Text section:
┌──

Whether it is well water – or the rains sent by Yahweh – it is always in abundance – to show the greatness of His love. The floodwater covered the enemies of Israel as they tried to cross the Red Sea, until they sank into the depths like a stone: ‘Horse and chariot He cast into the sea’ (Exodus 15:1, 5).
When Moses struck the rock, waters gushed forth in abundance – a figure, too, of the waters that would gush forth from the side of Christ and become ‘waters of salvation,’ which Isaiah fortold we would draw with joy from the Savior’s fountains (Isaiah 12:3). The same superabundance is seen in the Gospels and in this miracle of Christ.”
S.R. Vandana in “Water – God’s Extravaganza: John 2:1-11” in Voices from the Margin: Interpreting the Bible in the Third World, ed. R.S. Sugirtharajah (Maryknoll: Orbis, 2006) 123.
I am enjoying this book with contributions from scholars from India and South Asia whilst I travel to this region. This reading seemed fitting as I crossed a lot of water, the Atlantic Ocean, last night.

└──

Provided data:
┌──

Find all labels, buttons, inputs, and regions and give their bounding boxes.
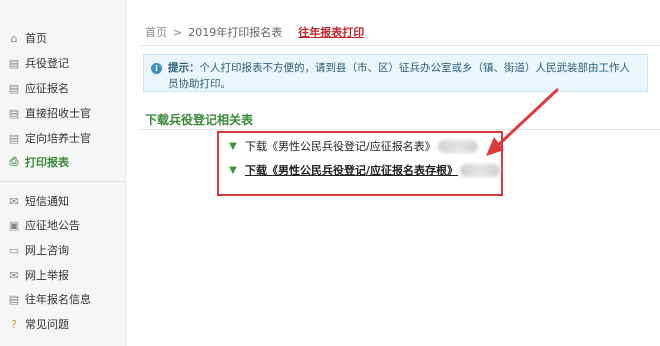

└──

Goal: Write what comes next in the reflection on abundant water in scripture, picking up after its final sentence. The material has no connection to the text about abundant water in scripture.

Result of this task:
Think about water in the biblical narrative. Vandana rightly recounts that it appears: ‘now real, now symbolic, now gentle, now life-giving, now destructive and terrifying, now a trickle, now a torrent.”
But it always appears freely from God and in superabundance. Ponder the significance of this: that God freely gives more than enough of the one thing everyone on earth needs to survive.
Consider also His miracle in Cana. Though His time had not yet come, Mary alerted Him to a need and He responded. Ponder how God shows up when we need Him, call to Him, and have no other hope.
Interestingly, He Himself will tell us to trust in Him and not money. When we hold on to money we tend to trust in it instead of Him. Let’s allow the superabundance of His provision of water to inform our generous sharing.